[Chart and figure data]
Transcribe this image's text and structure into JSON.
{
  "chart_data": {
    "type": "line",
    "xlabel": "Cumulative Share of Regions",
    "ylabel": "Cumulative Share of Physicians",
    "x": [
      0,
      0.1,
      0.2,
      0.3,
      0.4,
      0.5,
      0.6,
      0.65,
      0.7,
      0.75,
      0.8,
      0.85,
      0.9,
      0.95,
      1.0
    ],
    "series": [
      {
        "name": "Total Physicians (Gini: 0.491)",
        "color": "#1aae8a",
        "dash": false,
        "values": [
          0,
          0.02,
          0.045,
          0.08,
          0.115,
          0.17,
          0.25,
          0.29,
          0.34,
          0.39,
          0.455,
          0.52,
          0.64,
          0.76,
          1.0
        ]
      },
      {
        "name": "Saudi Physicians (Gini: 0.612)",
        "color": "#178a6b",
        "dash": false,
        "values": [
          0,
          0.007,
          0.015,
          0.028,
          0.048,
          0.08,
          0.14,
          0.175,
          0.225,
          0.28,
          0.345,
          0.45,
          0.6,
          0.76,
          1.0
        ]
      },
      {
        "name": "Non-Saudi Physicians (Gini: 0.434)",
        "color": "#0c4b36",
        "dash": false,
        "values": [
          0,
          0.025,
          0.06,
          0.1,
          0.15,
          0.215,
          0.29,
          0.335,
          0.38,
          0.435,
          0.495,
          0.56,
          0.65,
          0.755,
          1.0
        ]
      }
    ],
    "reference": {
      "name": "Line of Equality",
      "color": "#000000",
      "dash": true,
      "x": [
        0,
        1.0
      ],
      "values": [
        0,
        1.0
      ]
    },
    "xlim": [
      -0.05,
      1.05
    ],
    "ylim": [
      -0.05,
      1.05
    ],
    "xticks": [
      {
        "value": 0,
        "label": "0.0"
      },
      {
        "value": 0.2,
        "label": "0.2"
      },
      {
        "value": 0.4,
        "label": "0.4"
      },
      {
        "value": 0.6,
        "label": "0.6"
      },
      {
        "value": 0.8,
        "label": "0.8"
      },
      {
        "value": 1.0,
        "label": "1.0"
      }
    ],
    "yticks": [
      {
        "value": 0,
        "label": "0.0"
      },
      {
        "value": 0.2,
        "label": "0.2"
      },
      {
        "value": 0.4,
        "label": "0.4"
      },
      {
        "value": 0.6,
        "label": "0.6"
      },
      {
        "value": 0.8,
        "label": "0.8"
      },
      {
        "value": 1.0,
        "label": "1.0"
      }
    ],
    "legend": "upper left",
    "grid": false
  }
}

» **TASK TO CARRY OUT**
Pull every line holding "Saudi" out of the records.

» **ANSWER TO THE PROBLEM**
        "name": "Saudi Physicians (Gini: 0.612)",
        "name": "Non-Saudi Physicians (Gini: 0.434)",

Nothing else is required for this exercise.